## Begin Data to use
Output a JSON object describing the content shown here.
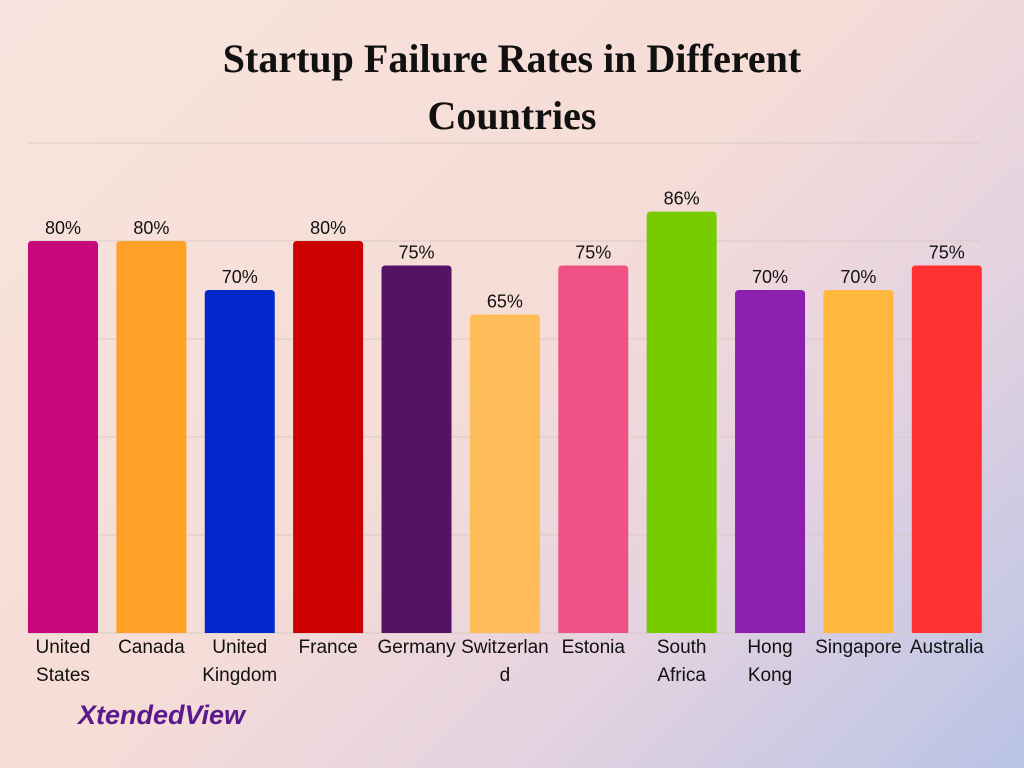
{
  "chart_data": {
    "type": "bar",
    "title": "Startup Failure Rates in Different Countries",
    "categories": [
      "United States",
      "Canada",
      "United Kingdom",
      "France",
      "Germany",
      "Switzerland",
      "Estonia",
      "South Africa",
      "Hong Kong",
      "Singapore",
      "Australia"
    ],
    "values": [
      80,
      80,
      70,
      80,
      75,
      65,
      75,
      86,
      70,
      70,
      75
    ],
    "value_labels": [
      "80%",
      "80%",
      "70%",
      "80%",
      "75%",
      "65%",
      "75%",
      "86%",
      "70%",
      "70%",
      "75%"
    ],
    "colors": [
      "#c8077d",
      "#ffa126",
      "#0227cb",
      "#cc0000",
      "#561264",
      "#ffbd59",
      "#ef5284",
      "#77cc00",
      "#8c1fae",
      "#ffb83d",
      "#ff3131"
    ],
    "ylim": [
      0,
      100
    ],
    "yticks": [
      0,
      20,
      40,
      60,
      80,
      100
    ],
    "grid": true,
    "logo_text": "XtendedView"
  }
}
## End Data to use
## Begin Data to use
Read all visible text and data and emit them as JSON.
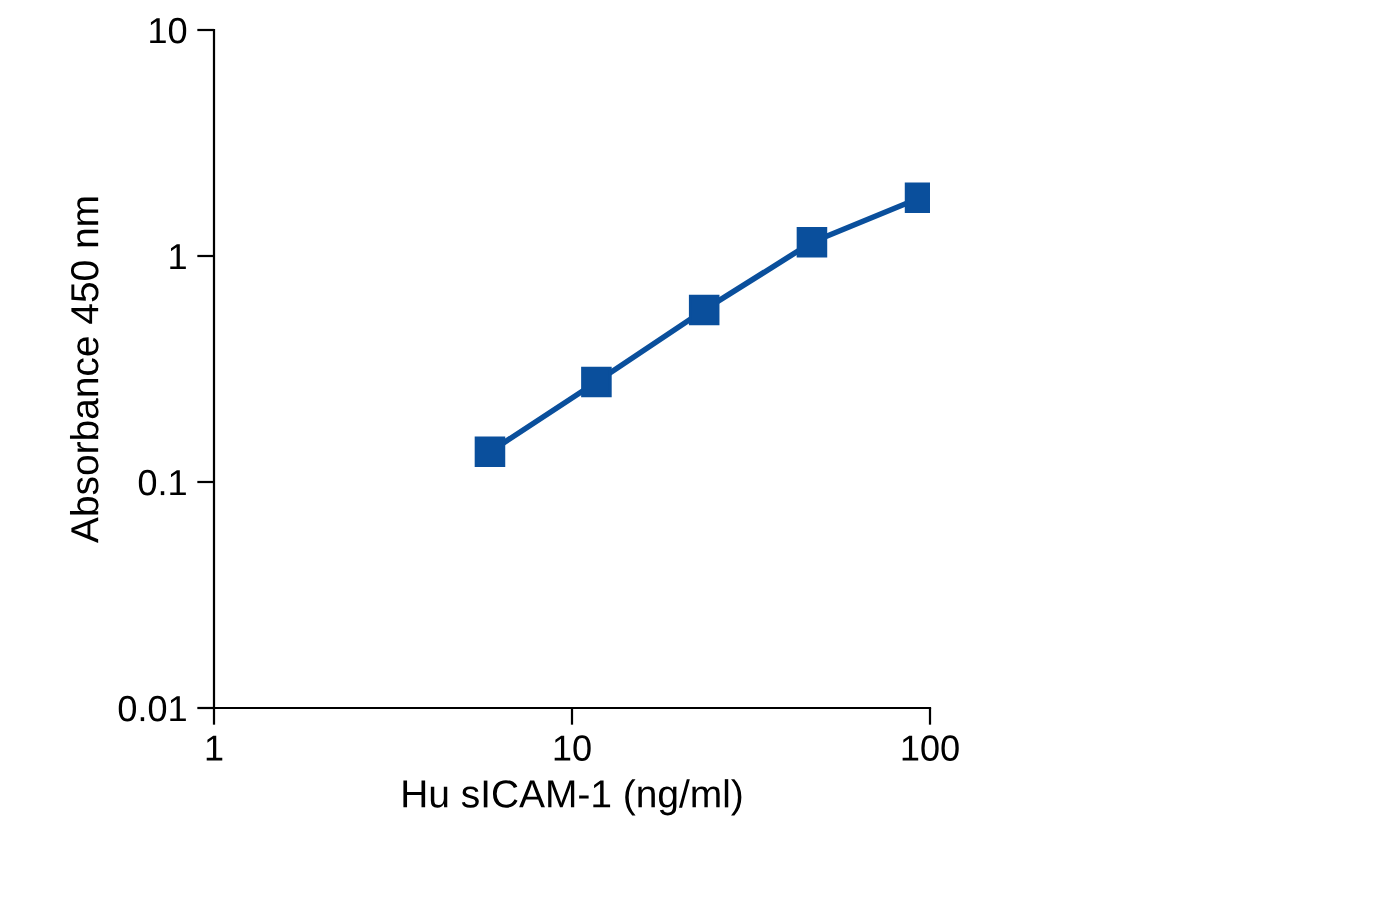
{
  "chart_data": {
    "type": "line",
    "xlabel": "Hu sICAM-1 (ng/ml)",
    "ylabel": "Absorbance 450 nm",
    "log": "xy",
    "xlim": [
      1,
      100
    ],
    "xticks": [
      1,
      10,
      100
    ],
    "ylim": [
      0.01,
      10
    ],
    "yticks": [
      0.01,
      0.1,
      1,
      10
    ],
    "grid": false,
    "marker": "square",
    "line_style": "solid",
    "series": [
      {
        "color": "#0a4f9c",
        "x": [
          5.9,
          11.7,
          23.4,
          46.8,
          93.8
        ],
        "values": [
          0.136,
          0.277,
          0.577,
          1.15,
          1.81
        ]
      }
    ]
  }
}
## End Data to use
## Begin Data to use
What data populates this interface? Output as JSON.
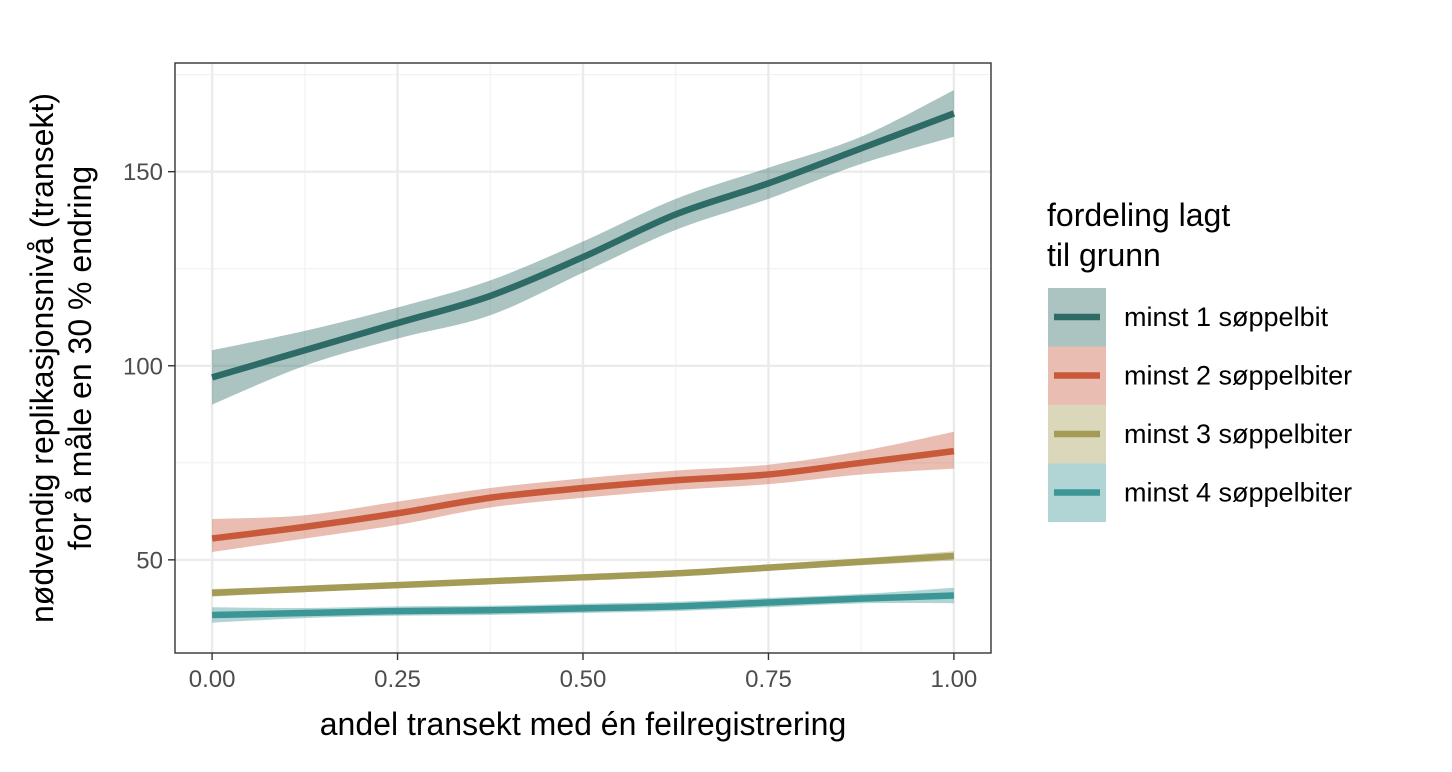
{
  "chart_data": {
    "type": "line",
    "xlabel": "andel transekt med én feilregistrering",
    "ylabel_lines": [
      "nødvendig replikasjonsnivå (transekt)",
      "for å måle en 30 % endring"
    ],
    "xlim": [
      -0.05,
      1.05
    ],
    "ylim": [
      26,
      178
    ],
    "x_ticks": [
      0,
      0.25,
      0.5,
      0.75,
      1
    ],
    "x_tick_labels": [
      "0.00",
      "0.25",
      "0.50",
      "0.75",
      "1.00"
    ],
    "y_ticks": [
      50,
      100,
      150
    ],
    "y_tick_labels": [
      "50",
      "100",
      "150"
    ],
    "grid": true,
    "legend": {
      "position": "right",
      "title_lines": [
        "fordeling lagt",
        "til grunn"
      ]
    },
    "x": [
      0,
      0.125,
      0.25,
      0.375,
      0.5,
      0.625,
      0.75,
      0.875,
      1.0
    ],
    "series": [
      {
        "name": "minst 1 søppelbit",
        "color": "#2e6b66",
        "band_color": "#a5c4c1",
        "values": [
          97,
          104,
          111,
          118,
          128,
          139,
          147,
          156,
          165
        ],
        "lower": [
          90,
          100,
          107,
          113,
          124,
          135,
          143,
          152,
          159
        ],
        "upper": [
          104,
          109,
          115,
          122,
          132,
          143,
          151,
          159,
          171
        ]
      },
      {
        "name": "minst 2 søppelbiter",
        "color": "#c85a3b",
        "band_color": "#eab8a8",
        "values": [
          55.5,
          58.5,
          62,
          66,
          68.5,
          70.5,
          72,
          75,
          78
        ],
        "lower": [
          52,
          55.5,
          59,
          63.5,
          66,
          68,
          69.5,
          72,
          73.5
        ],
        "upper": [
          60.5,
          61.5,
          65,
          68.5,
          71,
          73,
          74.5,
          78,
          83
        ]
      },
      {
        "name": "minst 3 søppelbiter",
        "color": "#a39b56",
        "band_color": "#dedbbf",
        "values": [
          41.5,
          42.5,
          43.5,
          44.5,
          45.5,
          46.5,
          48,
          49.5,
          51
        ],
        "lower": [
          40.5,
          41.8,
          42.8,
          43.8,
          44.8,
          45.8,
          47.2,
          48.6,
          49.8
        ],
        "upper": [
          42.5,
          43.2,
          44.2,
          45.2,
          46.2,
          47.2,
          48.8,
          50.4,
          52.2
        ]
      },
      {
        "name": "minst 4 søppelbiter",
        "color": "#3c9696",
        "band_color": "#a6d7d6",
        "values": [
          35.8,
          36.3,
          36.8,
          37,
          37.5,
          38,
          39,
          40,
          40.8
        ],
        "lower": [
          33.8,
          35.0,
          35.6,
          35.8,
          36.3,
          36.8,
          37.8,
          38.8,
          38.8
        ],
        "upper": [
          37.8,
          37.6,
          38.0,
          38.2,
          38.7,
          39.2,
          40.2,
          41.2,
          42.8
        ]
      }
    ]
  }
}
## End Data to use
Problem description: Select the lines from the entries that include the word "JSON".

Task response:
Output a JSON object describing the content shown here.
Read all visible text and data and emit them as JSON.
What data populates this interface? Output as JSON.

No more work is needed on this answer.